Le ministère des Affaires étrangères justifie cette décision par les « violences qui ont eu lieu contre notre ambassade avant-hier » lors d’une manifestation hostile à la France, et par « la fermeture de l’espace aérien qui laisse nos compatriotes sans possibilité de quitter le pays par leurs propres moyens ».
A Niamey, après de fortes pluies dans la matinée, les activités ont repris et peu de véhicules des forces de sécurité étaient visibles, ont constaté des journalistes de l’AFP.
Plusieurs Français ont indiqué à l’AFP qu’ils ne souhaitaient pas quitter pour le moment le Niger. « Pour l’instant, je reste ! », indiquait par message l’un d’eux, anonymement car tenu au silence par l’organisation humanitaire pour laquelle il travaille.

-- DOCUMENTS FOURNIS --
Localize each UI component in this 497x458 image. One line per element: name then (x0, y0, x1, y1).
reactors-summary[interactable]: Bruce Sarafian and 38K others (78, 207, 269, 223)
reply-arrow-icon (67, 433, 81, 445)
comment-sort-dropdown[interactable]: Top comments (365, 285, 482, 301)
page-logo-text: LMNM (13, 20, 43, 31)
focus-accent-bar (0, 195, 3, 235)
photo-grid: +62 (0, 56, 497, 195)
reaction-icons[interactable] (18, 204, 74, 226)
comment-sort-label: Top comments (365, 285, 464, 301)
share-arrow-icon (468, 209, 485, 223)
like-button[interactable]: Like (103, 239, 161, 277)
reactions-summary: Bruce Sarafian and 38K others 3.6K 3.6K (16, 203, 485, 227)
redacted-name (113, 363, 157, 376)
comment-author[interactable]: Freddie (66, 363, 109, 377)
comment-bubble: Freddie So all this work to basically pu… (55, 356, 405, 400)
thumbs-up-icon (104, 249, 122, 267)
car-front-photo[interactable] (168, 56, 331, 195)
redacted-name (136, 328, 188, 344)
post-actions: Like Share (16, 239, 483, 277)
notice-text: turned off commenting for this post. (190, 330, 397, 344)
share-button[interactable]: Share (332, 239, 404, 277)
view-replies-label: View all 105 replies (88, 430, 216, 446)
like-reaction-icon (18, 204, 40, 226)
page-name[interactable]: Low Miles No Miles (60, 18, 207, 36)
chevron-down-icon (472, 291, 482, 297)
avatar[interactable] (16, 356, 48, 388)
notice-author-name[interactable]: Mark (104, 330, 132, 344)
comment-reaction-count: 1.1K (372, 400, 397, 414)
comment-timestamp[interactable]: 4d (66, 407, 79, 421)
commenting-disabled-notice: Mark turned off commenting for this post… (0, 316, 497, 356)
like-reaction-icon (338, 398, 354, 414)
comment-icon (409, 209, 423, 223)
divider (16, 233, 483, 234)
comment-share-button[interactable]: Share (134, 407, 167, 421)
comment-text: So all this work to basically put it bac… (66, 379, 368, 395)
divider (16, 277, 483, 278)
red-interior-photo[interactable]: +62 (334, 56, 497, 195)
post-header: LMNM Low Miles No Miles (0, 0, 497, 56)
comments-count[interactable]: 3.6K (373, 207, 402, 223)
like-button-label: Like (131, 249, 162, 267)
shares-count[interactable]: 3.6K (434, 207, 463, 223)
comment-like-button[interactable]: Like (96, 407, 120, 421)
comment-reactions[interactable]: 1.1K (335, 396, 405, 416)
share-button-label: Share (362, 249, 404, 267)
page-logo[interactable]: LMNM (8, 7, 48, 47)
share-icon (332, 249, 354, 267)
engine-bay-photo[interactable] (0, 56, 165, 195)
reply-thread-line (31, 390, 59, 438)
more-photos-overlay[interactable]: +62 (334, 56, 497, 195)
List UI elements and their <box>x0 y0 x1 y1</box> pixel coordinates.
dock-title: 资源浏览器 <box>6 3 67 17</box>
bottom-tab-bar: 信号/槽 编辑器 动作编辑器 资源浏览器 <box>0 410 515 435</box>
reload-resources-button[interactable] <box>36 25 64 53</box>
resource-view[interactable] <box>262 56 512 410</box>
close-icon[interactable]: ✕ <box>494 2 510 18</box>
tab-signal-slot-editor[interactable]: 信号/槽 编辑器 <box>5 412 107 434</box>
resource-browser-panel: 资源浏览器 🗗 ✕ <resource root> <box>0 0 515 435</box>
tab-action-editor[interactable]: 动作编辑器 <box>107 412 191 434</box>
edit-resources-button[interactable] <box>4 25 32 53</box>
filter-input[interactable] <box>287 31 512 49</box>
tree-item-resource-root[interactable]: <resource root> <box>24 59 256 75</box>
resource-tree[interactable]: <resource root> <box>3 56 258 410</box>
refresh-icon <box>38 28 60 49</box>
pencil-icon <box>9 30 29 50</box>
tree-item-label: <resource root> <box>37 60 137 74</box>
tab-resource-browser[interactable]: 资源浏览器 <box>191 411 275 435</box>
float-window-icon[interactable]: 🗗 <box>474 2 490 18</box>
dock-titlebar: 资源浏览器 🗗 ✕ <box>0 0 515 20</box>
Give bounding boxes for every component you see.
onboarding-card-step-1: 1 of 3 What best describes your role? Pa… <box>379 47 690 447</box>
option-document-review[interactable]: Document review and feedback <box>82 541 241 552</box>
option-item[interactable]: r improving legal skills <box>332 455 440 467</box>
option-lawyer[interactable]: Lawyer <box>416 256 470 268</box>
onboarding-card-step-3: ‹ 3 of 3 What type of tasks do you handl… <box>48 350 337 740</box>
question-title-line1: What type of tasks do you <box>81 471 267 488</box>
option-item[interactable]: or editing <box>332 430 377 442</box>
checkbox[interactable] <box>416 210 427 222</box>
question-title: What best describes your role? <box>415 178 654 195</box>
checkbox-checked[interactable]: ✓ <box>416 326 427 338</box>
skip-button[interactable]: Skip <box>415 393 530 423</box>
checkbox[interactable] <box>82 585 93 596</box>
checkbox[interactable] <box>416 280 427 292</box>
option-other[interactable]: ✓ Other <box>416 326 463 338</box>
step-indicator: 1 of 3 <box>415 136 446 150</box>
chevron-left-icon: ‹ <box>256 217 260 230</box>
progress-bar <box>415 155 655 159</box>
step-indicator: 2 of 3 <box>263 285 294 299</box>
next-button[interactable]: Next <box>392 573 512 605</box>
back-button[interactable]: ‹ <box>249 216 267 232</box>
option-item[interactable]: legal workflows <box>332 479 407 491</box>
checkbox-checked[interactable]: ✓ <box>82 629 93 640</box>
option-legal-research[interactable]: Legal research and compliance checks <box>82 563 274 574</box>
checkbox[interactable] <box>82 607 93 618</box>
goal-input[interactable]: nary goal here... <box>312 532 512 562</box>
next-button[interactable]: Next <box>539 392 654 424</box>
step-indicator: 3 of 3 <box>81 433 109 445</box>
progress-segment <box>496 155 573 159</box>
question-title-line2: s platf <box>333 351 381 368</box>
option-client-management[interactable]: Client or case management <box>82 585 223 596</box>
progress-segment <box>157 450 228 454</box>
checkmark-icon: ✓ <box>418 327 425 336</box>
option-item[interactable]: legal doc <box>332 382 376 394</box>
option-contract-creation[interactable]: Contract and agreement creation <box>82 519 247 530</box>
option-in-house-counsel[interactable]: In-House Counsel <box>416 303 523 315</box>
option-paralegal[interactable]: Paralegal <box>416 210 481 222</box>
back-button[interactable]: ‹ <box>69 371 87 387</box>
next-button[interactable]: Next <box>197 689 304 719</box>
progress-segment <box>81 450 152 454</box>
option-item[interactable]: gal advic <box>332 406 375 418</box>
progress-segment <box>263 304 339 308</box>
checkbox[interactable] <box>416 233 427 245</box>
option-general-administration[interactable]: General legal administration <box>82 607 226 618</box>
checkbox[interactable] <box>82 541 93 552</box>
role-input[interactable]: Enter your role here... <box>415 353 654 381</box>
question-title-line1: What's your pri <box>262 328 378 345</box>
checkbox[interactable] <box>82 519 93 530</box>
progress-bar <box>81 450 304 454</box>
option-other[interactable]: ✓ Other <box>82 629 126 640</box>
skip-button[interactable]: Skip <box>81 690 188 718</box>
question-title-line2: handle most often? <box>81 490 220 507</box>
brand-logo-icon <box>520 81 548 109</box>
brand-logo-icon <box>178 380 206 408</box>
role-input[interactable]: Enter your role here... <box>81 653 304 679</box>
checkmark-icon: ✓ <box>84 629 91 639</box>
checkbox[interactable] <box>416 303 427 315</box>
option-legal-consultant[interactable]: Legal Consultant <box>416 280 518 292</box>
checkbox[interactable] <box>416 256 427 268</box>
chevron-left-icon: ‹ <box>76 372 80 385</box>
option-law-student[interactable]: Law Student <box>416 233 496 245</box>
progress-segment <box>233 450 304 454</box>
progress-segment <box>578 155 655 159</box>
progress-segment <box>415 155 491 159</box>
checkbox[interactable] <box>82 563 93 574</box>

-- TÂCHE 1 --
Pour chaque affirmation, dites si elle concorde avec l’extrait sur le Niger : répondez par oui ou non, puis citez mot pour mot les termes de l’extrait qui tranchent.
(a) Le ministère des Affaires étrangères invoque notamment la fermeture de l’espace aérien pour justifier sa décision.
(b) À Niamey, de nombreux véhicules des forces de sécurité étaient visibles.
(c) Tous les Français interrogés par l’AFP souhaitaient quitter le Niger.
-- TÂCHE 2 --
Reproduisez à l’identique, s’il vous plaît, le passage de l’extrait sur le Niger qui va de « Le ministère des » jusqu’à « journalistes de l’AFP. » inclus.
Pour répondre, appuyez-vous uniquement sur l’extrait sur le Niger, et non sur la liste.

-- ZONE DE RÉPONSE 1 --
(a) Oui : « la fermeture de l’espace aérien qui laisse nos compatriotes sans possibilité de quitter le pays par leurs propres moyens »
(b) Non : « peu de véhicules des forces de sécurité étaient visibles »
(c) Non : « Plusieurs Français ont indiqué à l’AFP qu’ils ne souhaitaient pas quitter pour le moment le Niger. »

-- ZONE DE RÉPONSE 2 --
Le ministère des Affaires étrangères justifie cette décision par les « violences qui ont eu lieu contre notre ambassade avant-hier » lors d’une manifestation hostile à la France, et par « la fermeture de l’espace aérien qui laisse nos compatriotes sans possibilité de quitter le pays par leurs propres moyens ».
A Niamey, après de fortes pluies dans la matinée, les activités ont repris et peu de véhicules des forces de sécurité étaient visibles, ont constaté des journalistes de l’AFP.